**Written task:**
Verbatim output of all the material below is required.

(Raw records)
..............................

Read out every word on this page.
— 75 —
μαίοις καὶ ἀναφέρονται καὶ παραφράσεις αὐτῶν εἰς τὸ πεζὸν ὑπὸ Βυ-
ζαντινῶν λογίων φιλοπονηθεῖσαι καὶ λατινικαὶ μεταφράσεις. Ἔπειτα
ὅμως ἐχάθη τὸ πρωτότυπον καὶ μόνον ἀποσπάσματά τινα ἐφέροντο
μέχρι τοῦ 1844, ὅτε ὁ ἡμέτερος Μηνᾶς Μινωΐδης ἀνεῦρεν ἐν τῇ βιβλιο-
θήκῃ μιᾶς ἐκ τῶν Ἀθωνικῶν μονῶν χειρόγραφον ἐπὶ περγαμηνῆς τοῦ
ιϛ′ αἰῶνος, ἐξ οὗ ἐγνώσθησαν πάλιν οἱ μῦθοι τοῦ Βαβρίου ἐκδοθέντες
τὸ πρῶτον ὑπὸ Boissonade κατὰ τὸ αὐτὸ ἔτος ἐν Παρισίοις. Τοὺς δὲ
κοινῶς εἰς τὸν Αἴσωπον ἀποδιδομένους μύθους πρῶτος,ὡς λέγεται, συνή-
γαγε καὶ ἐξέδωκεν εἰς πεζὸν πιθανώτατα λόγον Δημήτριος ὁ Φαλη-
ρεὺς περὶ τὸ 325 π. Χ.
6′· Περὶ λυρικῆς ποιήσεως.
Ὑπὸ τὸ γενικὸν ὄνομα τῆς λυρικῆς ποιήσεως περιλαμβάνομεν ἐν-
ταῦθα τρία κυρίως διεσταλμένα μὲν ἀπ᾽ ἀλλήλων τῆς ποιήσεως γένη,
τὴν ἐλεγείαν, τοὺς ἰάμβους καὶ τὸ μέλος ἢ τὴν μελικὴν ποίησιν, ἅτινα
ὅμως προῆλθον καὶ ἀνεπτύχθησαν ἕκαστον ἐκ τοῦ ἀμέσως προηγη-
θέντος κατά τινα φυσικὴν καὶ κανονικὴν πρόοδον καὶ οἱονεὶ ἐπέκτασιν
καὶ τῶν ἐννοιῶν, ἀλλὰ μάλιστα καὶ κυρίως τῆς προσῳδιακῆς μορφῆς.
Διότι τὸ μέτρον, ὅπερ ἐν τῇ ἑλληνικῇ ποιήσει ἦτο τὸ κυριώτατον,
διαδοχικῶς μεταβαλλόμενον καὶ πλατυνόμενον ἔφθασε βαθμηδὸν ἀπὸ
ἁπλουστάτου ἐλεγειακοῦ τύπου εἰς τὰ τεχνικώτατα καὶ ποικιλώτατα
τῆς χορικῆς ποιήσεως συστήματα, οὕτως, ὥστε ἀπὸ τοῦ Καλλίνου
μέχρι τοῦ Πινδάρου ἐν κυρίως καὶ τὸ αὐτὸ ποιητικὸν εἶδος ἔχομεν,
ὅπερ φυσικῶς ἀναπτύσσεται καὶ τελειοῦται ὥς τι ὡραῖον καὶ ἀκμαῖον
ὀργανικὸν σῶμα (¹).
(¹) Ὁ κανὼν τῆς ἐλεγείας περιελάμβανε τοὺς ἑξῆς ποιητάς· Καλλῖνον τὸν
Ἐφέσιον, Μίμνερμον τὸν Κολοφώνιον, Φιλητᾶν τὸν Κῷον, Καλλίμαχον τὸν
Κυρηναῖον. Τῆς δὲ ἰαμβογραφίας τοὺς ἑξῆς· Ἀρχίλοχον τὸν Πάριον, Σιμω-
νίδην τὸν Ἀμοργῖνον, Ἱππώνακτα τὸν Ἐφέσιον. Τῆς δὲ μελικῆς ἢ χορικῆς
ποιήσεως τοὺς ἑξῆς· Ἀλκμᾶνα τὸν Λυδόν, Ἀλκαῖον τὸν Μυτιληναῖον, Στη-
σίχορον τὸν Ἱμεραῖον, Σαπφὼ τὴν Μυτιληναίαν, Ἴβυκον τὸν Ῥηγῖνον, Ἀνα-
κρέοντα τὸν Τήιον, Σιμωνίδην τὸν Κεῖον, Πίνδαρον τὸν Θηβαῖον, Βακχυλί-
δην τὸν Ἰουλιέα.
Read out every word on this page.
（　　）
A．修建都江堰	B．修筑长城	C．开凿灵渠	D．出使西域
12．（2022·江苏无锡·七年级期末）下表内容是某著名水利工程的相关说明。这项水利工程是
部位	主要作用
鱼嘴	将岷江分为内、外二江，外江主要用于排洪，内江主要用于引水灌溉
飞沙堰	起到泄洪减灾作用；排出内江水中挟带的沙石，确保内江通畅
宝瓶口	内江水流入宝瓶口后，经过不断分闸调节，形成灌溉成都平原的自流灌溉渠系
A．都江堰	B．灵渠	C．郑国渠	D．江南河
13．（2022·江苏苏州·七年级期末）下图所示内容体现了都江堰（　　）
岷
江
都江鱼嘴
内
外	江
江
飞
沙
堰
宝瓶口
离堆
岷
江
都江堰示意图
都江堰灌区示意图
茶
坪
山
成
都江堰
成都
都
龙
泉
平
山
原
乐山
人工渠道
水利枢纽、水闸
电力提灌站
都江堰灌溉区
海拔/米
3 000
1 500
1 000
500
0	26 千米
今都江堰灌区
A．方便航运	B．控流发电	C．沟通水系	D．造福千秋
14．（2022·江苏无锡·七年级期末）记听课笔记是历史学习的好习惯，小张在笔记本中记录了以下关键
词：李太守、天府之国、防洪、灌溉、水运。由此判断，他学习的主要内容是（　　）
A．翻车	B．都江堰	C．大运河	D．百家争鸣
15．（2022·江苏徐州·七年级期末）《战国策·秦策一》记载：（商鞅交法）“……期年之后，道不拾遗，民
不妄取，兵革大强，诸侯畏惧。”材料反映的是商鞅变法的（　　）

..............................

**Full answer:**
Read out every word on this page.
— 75 —
μαίοις καὶ ἀναφέρονται καὶ παραφράσεις αὐτῶν εἰς τὸ πεζὸν ὑπὸ Βυ-
ζαντινῶν λογίων φιλοπονηθεῖσαι καὶ λατινικαὶ μεταφράσεις. Ἔπειτα
ὅμως ἐχάθη τὸ πρωτότυπον καὶ μόνον ἀποσπάσματά τινα ἐφέροντο
μέχρι τοῦ 1844, ὅτε ὁ ἡμέτερος Μηνᾶς Μινωΐδης ἀνεῦρεν ἐν τῇ βιβλιο-
θήκῃ μιᾶς ἐκ τῶν Ἀθωνικῶν μονῶν χειρόγραφον ἐπὶ περγαμηνῆς τοῦ
ιϛ′ αἰῶνος, ἐξ οὗ ἐγνώσθησαν πάλιν οἱ μῦθοι τοῦ Βαβρίου ἐκδοθέντες
τὸ πρῶτον ὑπὸ Boissonade κατὰ τὸ αὐτὸ ἔτος ἐν Παρισίοις. Τοὺς δὲ
κοινῶς εἰς τὸν Αἴσωπον ἀποδιδομένους μύθους πρῶτος,ὡς λέγεται, συνή-
γαγε καὶ ἐξέδωκεν εἰς πεζὸν πιθανώτατα λόγον Δημήτριος ὁ Φαλη-
ρεὺς περὶ τὸ 325 π. Χ.
6′· Περὶ λυρικῆς ποιήσεως.
Ὑπὸ τὸ γενικὸν ὄνομα τῆς λυρικῆς ποιήσεως περιλαμβάνομεν ἐν-
ταῦθα τρία κυρίως διεσταλμένα μὲν ἀπ᾽ ἀλλήλων τῆς ποιήσεως γένη,
τὴν ἐλεγείαν, τοὺς ἰάμβους καὶ τὸ μέλος ἢ τὴν μελικὴν ποίησιν, ἅτινα
ὅμως προῆλθον καὶ ἀνεπτύχθησαν ἕκαστον ἐκ τοῦ ἀμέσως προηγη-
θέντος κατά τινα φυσικὴν καὶ κανονικὴν πρόοδον καὶ οἱονεὶ ἐπέκτασιν
καὶ τῶν ἐννοιῶν, ἀλλὰ μάλιστα καὶ κυρίως τῆς προσῳδιακῆς μορφῆς.
Διότι τὸ μέτρον, ὅπερ ἐν τῇ ἑλληνικῇ ποιήσει ἦτο τὸ κυριώτατον,
διαδοχικῶς μεταβαλλόμενον καὶ πλατυνόμενον ἔφθασε βαθμηδὸν ἀπὸ
ἁπλουστάτου ἐλεγειακοῦ τύπου εἰς τὰ τεχνικώτατα καὶ ποικιλώτατα
τῆς χορικῆς ποιήσεως συστήματα, οὕτως, ὥστε ἀπὸ τοῦ Καλλίνου
μέχρι τοῦ Πινδάρου ἐν κυρίως καὶ τὸ αὐτὸ ποιητικὸν εἶδος ἔχομεν,
ὅπερ φυσικῶς ἀναπτύσσεται καὶ τελειοῦται ὥς τι ὡραῖον καὶ ἀκμαῖον
ὀργανικὸν σῶμα (¹).
(¹) Ὁ κανὼν τῆς ἐλεγείας περιελάμβανε τοὺς ἑξῆς ποιητάς· Καλλῖνον τὸν
Ἐφέσιον, Μίμνερμον τὸν Κολοφώνιον, Φιλητᾶν τὸν Κῷον, Καλλίμαχον τὸν
Κυρηναῖον. Τῆς δὲ ἰαμβογραφίας τοὺς ἑξῆς· Ἀρχίλοχον τὸν Πάριον, Σιμω-
νίδην τὸν Ἀμοργῖνον, Ἱππώνακτα τὸν Ἐφέσιον. Τῆς δὲ μελικῆς ἢ χορικῆς
ποιήσεως τοὺς ἑξῆς· Ἀλκμᾶνα τὸν Λυδόν, Ἀλκαῖον τὸν Μυτιληναῖον, Στη-
σίχορον τὸν Ἱμεραῖον, Σαπφὼ τὴν Μυτιληναίαν, Ἴβυκον τὸν Ῥηγῖνον, Ἀνα-
κρέοντα τὸν Τήιον, Σιμωνίδην τὸν Κεῖον, Πίνδαρον τὸν Θηβαῖον, Βακχυλί-
δην τὸν Ἰουλιέα.
Read out every word on this page.
（　　）
A．修建都江堰	B．修筑长城	C．开凿灵渠	D．出使西域
12．（2022·江苏无锡·七年级期末）下表内容是某著名水利工程的相关说明。这项水利工程是
部位	主要作用
鱼嘴	将岷江分为内、外二江，外江主要用于排洪，内江主要用于引水灌溉
飞沙堰	起到泄洪减灾作用；排出内江水中挟带的沙石，确保内江通畅
宝瓶口	内江水流入宝瓶口后，经过不断分闸调节，形成灌溉成都平原的自流灌溉渠系
A．都江堰	B．灵渠	C．郑国渠	D．江南河
13．（2022·江苏苏州·七年级期末）下图所示内容体现了都江堰（　　）
岷
江
都江鱼嘴
内
外	江
江
飞
沙
堰
宝瓶口
离堆
岷
江
都江堰示意图
都江堰灌区示意图
茶
坪
山
成
都江堰
成都
都
龙
泉
平
山
原
乐山
人工渠道
水利枢纽、水闸
电力提灌站
都江堰灌溉区
海拔/米
3 000
1 500
1 000
500
0	26 千米
今都江堰灌区
A．方便航运	B．控流发电	C．沟通水系	D．造福千秋
14．（2022·江苏无锡·七年级期末）记听课笔记是历史学习的好习惯，小张在笔记本中记录了以下关键
词：李太守、天府之国、防洪、灌溉、水运。由此判断，他学习的主要内容是（　　）
A．翻车	B．都江堰	C．大运河	D．百家争鸣
15．（2022·江苏徐州·七年级期末）《战国策·秦策一》记载：（商鞅交法）“……期年之后，道不拾遗，民
不妄取，兵革大强，诸侯畏惧。”材料反映的是商鞅变法的（　　）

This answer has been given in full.